What to do
Repeat all of the material below exactly as written, images excluded.

A block of data:
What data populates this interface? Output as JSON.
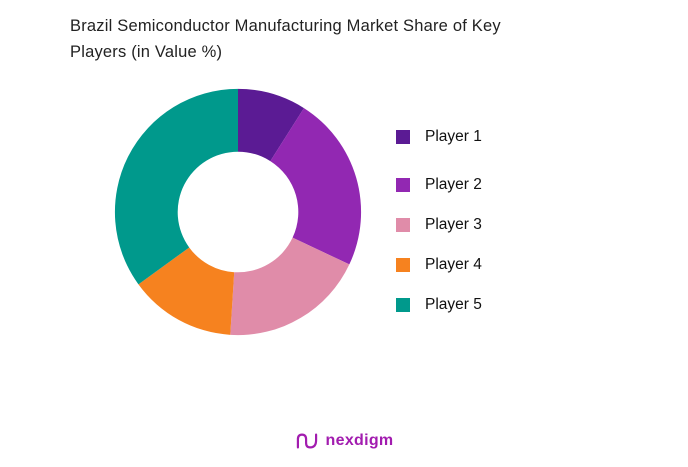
{
  "title": {
    "line1": "Brazil Semiconductor Manufacturing Market Share of Key",
    "line2": "Players (in Value %)"
  },
  "chart_data": {
    "type": "pie",
    "subtype": "donut",
    "title": "Brazil Semiconductor Manufacturing Market Share of Key Players (in Value %)",
    "categories": [
      "Player 1",
      "Player 2",
      "Player 3",
      "Player 4",
      "Player 5"
    ],
    "values": [
      9,
      23,
      19,
      14,
      35
    ],
    "unit": "percent of value share",
    "colors": [
      "#5B1B94",
      "#9228B2",
      "#E08CA9",
      "#F6821F",
      "#00998C"
    ],
    "start_angle_deg": 0,
    "direction": "clockwise",
    "inner_radius_ratio": 0.49,
    "legend_position": "right",
    "data_labels": "none"
  },
  "footer": {
    "brand": "nexdigm",
    "brand_color": "#A21CAF"
  }
}
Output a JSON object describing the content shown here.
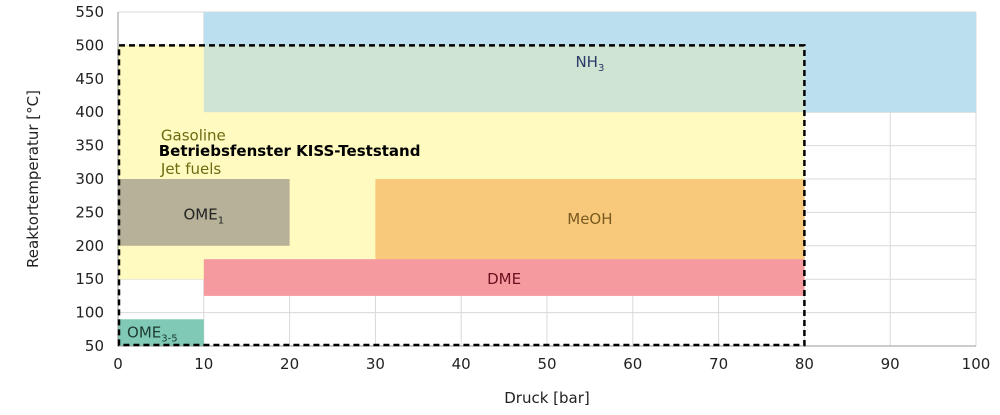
{
  "chart_data": {
    "type": "area",
    "xlabel": "Druck [bar]",
    "ylabel": "Reaktortemperatur [°C]",
    "xlim": [
      0,
      100
    ],
    "ylim": [
      50,
      550
    ],
    "x_ticks": [
      0,
      10,
      20,
      30,
      40,
      50,
      60,
      70,
      80,
      90,
      100
    ],
    "y_ticks": [
      50,
      100,
      150,
      200,
      250,
      300,
      350,
      400,
      450,
      500,
      550
    ],
    "grid": true,
    "regions": [
      {
        "id": "nh3",
        "label": "NH",
        "sub": "3",
        "x": [
          10,
          100
        ],
        "y": [
          400,
          550
        ],
        "color": "#bcdff0",
        "text_color": "#2a3a6a",
        "label_at": [
          55,
          475
        ]
      },
      {
        "id": "gasoline",
        "label": "Gasoline",
        "sub": "",
        "x": [
          0,
          80
        ],
        "y": [
          150,
          500
        ],
        "color": "#fffbc0",
        "text_color": "#6b6a10",
        "label_at": [
          5,
          365
        ],
        "anchor": "start"
      },
      {
        "id": "jetfuels",
        "label": "Jet fuels",
        "sub": "",
        "x": [
          0,
          80
        ],
        "y": [
          150,
          500
        ],
        "color": "none",
        "text_color": "#6b6a10",
        "label_at": [
          5,
          315
        ],
        "anchor": "start"
      },
      {
        "id": "ome1",
        "label": "OME",
        "sub": "1",
        "x": [
          0,
          20
        ],
        "y": [
          200,
          300
        ],
        "color": "#b6b198",
        "text_color": "#222222",
        "label_at": [
          10,
          247
        ]
      },
      {
        "id": "meoh",
        "label": "MeOH",
        "sub": "",
        "x": [
          30,
          80
        ],
        "y": [
          175,
          300
        ],
        "color": "#f8c97a",
        "text_color": "#7a5a20",
        "label_at": [
          55,
          240
        ]
      },
      {
        "id": "dme",
        "label": "DME",
        "sub": "",
        "x": [
          10,
          80
        ],
        "y": [
          125,
          180
        ],
        "color": "#f59ba0",
        "text_color": "#6a1020",
        "label_at": [
          45,
          150
        ]
      },
      {
        "id": "ome35",
        "label": "OME",
        "sub": "3-5",
        "x": [
          0,
          10
        ],
        "y": [
          50,
          90
        ],
        "color": "#7fc9b6",
        "text_color": "#1f3a30",
        "label_at": [
          4,
          70
        ]
      }
    ],
    "overlap_nh3_gasoline": {
      "x": [
        10,
        80
      ],
      "y": [
        400,
        500
      ],
      "color": "#cfe4d2"
    },
    "operating_window": {
      "label": "Betriebsfenster KISS-Teststand",
      "x": [
        0,
        80
      ],
      "y": [
        50,
        500
      ],
      "label_at": [
        20,
        342
      ]
    }
  }
}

Output for this exercise
What data populates this interface? Output as JSON.
{
  "title": {
    "line1": "Brazil Semiconductor Manufacturing Market Share of Key",
    "line2": "Players (in Value %)"
  },
  "chart_data": {
    "type": "pie",
    "subtype": "donut",
    "title": "Brazil Semiconductor Manufacturing Market Share of Key Players (in Value %)",
    "categories": [
      "Player 1",
      "Player 2",
      "Player 3",
      "Player 4",
      "Player 5"
    ],
    "values": [
      9,
      23,
      19,
      14,
      35
    ],
    "unit": "percent of value share",
    "colors": [
      "#5B1B94",
      "#9228B2",
      "#E08CA9",
      "#F6821F",
      "#00998C"
    ],
    "start_angle_deg": 0,
    "direction": "clockwise",
    "inner_radius_ratio": 0.49,
    "legend_position": "right",
    "data_labels": "none"
  },
  "footer": {
    "brand": "nexdigm",
    "brand_color": "#A21CAF"
  }
}
Output a JSON object describing the content shown here.
{
  "chart_data": {
    "type": "area",
    "xlabel": "Druck [bar]",
    "ylabel": "Reaktortemperatur [°C]",
    "xlim": [
      0,
      100
    ],
    "ylim": [
      50,
      550
    ],
    "x_ticks": [
      0,
      10,
      20,
      30,
      40,
      50,
      60,
      70,
      80,
      90,
      100
    ],
    "y_ticks": [
      50,
      100,
      150,
      200,
      250,
      300,
      350,
      400,
      450,
      500,
      550
    ],
    "grid": true,
    "regions": [
      {
        "id": "nh3",
        "label": "NH",
        "sub": "3",
        "x": [
          10,
          100
        ],
        "y": [
          400,
          550
        ],
        "color": "#bcdff0",
        "text_color": "#2a3a6a",
        "label_at": [
          55,
          475
        ]
      },
      {
        "id": "gasoline",
        "label": "Gasoline",
        "sub": "",
        "x": [
          0,
          80
        ],
        "y": [
          150,
          500
        ],
        "color": "#fffbc0",
        "text_color": "#6b6a10",
        "label_at": [
          5,
          365
        ],
        "anchor": "start"
      },
      {
        "id": "jetfuels",
        "label": "Jet fuels",
        "sub": "",
        "x": [
          0,
          80
        ],
        "y": [
          150,
          500
        ],
        "color": "none",
        "text_color": "#6b6a10",
        "label_at": [
          5,
          315
        ],
        "anchor": "start"
      },
      {
        "id": "ome1",
        "label": "OME",
        "sub": "1",
        "x": [
          0,
          20
        ],
        "y": [
          200,
          300
        ],
        "color": "#b6b198",
        "text_color": "#222222",
        "label_at": [
          10,
          247
        ]
      },
      {
        "id": "meoh",
        "label": "MeOH",
        "sub": "",
        "x": [
          30,
          80
        ],
        "y": [
          175,
          300
        ],
        "color": "#f8c97a",
        "text_color": "#7a5a20",
        "label_at": [
          55,
          240
        ]
      },
      {
        "id": "dme",
        "label": "DME",
        "sub": "",
        "x": [
          10,
          80
        ],
        "y": [
          125,
          180
        ],
        "color": "#f59ba0",
        "text_color": "#6a1020",
        "label_at": [
          45,
          150
        ]
      },
      {
        "id": "ome35",
        "label": "OME",
        "sub": "3-5",
        "x": [
          0,
          10
        ],
        "y": [
          50,
          90
        ],
        "color": "#7fc9b6",
        "text_color": "#1f3a30",
        "label_at": [
          4,
          70
        ]
      }
    ],
    "overlap_nh3_gasoline": {
      "x": [
        10,
        80
      ],
      "y": [
        400,
        500
      ],
      "color": "#cfe4d2"
    },
    "operating_window": {
      "label": "Betriebsfenster KISS-Teststand",
      "x": [
        0,
        80
      ],
      "y": [
        50,
        500
      ],
      "label_at": [
        20,
        342
      ]
    }
  }
}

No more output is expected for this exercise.